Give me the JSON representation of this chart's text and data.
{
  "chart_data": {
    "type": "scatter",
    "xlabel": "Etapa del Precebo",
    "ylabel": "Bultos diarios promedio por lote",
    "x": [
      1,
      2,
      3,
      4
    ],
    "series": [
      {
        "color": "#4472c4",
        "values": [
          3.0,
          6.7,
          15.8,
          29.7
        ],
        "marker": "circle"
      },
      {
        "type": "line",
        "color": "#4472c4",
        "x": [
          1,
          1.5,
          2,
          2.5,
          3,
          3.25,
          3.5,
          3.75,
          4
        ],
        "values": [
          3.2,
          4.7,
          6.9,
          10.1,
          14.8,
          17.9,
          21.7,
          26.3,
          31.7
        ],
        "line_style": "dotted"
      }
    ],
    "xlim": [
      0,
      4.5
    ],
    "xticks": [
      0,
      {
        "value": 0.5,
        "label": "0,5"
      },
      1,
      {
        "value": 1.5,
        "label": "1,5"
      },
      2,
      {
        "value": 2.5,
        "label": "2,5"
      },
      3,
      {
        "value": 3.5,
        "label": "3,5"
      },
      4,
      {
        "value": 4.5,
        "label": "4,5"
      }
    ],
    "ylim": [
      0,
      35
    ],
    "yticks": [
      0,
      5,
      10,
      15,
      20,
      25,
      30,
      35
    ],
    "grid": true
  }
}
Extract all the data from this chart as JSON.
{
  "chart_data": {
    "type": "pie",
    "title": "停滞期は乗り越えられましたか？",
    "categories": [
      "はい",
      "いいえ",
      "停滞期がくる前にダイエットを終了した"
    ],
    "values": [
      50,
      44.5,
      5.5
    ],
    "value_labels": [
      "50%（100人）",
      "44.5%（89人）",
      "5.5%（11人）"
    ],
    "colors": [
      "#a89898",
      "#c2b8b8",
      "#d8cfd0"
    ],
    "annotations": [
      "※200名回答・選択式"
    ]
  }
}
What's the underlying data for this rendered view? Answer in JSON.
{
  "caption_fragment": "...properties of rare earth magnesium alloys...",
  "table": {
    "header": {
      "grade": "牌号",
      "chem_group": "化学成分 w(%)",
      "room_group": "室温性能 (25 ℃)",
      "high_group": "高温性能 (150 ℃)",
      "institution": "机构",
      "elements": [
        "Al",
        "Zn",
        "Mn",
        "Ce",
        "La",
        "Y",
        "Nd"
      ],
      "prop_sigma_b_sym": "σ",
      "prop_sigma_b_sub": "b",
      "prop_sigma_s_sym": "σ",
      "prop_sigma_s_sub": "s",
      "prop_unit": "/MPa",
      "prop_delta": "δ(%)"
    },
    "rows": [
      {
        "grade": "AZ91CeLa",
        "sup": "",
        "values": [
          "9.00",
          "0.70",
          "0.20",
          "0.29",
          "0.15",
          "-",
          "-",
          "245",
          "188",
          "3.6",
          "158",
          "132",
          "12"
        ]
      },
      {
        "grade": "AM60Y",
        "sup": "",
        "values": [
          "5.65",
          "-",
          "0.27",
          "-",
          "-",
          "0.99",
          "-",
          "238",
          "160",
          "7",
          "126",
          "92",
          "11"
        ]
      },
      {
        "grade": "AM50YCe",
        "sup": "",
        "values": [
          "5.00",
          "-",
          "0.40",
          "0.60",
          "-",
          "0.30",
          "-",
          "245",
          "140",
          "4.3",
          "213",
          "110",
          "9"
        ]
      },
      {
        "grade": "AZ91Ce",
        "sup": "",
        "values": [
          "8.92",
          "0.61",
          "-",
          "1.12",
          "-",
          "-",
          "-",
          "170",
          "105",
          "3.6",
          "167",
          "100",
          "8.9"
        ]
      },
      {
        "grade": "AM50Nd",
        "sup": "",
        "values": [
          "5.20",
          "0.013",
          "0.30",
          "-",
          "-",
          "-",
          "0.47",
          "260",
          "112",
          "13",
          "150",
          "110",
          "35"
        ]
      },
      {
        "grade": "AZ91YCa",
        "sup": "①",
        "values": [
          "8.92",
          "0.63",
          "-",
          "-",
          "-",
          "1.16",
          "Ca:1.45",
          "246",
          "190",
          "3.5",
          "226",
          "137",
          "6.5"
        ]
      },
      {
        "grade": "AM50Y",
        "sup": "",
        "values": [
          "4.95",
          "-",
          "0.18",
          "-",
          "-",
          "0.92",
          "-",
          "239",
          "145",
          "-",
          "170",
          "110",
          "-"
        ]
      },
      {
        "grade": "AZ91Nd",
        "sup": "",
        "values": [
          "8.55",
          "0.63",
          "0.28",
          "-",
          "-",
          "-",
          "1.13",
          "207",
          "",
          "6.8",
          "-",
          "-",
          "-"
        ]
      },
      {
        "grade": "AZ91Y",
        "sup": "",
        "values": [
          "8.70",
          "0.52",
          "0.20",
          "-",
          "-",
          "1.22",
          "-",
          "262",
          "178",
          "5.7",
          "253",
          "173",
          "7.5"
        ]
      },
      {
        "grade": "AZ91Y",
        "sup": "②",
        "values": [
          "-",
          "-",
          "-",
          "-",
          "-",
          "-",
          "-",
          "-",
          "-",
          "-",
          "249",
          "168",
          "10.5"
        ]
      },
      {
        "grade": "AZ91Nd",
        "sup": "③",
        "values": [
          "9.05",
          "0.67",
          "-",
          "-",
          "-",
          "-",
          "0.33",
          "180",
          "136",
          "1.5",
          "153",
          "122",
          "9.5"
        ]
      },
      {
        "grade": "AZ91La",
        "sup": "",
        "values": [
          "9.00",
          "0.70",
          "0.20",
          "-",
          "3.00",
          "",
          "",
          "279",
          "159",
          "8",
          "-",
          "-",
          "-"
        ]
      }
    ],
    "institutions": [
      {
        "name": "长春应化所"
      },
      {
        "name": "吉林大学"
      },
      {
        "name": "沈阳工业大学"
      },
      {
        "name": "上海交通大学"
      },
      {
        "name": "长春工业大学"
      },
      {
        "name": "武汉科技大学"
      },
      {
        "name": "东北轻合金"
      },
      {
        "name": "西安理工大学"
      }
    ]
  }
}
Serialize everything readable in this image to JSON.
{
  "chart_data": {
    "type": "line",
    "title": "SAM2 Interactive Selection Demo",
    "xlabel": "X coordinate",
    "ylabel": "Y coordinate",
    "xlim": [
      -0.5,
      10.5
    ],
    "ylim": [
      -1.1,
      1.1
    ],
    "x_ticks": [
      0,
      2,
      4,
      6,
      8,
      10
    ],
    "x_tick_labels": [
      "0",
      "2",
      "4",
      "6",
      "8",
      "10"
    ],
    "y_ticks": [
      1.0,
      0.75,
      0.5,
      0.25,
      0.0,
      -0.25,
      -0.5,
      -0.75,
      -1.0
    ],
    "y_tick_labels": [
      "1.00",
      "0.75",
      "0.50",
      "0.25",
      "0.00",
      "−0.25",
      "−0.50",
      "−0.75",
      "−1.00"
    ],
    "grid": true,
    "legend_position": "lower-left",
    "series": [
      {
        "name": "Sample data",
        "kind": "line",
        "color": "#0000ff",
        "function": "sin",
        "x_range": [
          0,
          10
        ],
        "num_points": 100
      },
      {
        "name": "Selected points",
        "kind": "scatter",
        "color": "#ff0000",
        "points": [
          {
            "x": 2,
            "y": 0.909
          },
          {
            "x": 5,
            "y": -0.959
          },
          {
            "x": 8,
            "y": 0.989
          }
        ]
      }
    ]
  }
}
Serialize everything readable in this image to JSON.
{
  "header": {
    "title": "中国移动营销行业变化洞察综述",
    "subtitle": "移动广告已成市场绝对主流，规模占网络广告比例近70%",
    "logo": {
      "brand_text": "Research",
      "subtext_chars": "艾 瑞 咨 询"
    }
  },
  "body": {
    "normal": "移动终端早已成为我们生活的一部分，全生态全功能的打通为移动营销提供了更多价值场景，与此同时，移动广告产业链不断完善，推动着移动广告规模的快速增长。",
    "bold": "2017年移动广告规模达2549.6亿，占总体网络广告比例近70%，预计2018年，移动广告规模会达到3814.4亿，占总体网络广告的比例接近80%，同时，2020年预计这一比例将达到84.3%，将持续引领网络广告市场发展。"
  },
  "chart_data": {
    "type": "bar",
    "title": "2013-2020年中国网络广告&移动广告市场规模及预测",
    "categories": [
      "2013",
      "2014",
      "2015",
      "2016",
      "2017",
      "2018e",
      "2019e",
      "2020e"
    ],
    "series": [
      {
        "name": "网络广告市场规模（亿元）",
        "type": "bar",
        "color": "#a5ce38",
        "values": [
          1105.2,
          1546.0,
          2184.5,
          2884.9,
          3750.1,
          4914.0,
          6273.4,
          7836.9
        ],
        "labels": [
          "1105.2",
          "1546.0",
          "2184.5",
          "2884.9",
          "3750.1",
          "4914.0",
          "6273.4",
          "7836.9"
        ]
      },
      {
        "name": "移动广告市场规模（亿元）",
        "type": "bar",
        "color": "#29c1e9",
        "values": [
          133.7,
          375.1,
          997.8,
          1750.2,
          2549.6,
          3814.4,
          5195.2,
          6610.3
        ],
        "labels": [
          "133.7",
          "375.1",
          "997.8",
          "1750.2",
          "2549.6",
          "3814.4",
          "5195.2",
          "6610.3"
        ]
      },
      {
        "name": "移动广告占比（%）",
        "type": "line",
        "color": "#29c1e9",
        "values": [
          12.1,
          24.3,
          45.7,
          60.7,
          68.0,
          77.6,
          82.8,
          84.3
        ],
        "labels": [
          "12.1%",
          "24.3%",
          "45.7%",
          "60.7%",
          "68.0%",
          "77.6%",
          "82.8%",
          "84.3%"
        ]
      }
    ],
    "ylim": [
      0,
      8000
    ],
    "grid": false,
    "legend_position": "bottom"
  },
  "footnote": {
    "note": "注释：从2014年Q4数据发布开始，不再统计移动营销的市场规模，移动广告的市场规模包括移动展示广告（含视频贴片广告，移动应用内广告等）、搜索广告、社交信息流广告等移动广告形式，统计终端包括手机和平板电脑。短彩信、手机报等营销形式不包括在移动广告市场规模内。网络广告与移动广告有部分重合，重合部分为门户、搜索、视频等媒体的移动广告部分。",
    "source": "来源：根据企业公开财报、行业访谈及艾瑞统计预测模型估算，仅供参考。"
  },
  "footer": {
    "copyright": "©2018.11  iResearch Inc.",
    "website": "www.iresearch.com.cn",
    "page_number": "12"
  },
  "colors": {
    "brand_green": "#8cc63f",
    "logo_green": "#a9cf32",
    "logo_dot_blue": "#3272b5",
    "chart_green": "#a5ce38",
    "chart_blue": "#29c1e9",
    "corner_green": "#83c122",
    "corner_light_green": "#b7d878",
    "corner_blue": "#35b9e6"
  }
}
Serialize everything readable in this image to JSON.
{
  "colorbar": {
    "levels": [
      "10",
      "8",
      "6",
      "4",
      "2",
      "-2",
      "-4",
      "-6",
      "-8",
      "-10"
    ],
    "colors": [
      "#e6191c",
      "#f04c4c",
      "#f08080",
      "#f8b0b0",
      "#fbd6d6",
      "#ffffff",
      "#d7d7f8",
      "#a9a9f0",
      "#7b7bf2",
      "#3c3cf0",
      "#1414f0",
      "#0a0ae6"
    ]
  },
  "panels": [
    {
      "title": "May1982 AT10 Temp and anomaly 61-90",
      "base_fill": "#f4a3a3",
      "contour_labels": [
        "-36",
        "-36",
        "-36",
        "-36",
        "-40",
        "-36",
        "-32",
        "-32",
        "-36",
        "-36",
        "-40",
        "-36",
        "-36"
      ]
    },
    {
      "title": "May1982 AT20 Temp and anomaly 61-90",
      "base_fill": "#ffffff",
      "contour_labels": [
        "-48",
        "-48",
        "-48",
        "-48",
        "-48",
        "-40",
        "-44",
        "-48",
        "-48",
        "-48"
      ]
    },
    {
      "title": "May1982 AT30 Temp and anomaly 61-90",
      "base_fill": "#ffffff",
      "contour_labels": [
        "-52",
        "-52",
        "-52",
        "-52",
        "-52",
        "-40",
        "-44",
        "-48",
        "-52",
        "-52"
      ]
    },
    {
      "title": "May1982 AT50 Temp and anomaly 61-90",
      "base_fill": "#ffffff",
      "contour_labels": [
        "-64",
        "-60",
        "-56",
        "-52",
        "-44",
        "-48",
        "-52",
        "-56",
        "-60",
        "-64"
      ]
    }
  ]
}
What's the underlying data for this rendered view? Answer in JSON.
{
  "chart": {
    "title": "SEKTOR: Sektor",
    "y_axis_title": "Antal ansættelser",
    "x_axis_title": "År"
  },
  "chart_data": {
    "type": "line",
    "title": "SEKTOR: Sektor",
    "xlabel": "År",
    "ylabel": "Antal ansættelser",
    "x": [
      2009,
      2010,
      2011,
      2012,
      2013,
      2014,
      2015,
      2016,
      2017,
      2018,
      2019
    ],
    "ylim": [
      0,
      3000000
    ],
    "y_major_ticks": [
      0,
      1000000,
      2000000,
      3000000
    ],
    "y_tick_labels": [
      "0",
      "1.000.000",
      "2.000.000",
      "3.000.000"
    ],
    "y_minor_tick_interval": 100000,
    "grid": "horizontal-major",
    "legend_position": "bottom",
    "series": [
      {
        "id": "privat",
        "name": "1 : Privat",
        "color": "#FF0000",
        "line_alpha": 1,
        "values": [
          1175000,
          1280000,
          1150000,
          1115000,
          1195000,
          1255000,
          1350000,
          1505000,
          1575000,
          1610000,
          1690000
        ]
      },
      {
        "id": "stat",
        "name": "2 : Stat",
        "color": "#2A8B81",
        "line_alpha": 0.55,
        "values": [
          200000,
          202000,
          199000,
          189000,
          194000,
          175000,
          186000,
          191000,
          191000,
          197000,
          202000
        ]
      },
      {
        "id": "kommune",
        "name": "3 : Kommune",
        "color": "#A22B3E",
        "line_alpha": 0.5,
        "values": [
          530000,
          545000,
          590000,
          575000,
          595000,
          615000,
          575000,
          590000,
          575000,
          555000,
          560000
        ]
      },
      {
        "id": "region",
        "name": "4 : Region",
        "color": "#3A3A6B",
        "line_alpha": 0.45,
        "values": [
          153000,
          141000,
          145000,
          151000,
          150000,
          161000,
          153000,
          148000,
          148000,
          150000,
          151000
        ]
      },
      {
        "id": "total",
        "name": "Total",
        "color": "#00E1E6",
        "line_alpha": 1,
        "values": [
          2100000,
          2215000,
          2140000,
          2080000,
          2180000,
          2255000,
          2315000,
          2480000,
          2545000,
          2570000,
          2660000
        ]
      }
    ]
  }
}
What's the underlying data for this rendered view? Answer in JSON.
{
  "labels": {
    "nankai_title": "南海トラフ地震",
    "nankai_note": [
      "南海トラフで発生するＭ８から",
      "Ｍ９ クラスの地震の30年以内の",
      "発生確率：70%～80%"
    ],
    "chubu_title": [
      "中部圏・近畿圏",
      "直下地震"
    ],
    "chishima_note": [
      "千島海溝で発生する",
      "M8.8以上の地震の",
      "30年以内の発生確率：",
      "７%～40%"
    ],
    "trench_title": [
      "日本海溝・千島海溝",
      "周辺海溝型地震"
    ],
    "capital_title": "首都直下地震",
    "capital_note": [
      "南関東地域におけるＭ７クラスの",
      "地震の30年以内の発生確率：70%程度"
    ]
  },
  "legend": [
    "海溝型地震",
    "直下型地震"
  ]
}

────────────────

* **EXERCISE BRIEF**: Copy out each line of the entries that holds "Temp".

* **RESULT OF THIS EXERCISE**:
      "title": "May1982 AT10 Temp and anomaly 61-90",
      "title": "May1982 AT20 Temp and anomaly 61-90",
      "title": "May1982 AT30 Temp and anomaly 61-90",
      "title": "May1982 AT50 Temp and anomaly 61-90",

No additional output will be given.